━━━ DATA SUPPLIED ━━━

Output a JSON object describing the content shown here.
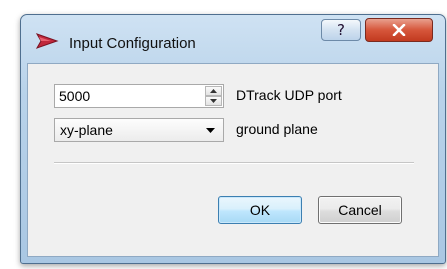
{
  "window": {
    "title": "Input Configuration",
    "help_label": "?",
    "close_label": "X",
    "app_icon": "red-play-icon",
    "colors": {
      "close": "#c8472c",
      "app_icon": "#c0283c",
      "default_button_border": "#3c7fb1"
    }
  },
  "form": {
    "port": {
      "value": "5000",
      "label": "DTrack UDP port"
    },
    "plane": {
      "selected": "xy-plane",
      "label": "ground plane"
    }
  },
  "buttons": {
    "ok": "OK",
    "cancel": "Cancel"
  }
}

━━━

Leave out all images, then reproduce the entries above exactly.

[OUTPUT OF THE TASK]
Output a JSON object describing the content shown here.
{
  "window": {
    "title": "Input Configuration",
    "help_label": "?",
    "close_label": "X",
    "app_icon": "red-play-icon",
    "colors": {
      "close": "#c8472c",
      "app_icon": "#c0283c",
      "default_button_border": "#3c7fb1"
    }
  },
  "form": {
    "port": {
      "value": "5000",
      "label": "DTrack UDP port"
    },
    "plane": {
      "selected": "xy-plane",
      "label": "ground plane"
    }
  },
  "buttons": {
    "ok": "OK",
    "cancel": "Cancel"
  }
}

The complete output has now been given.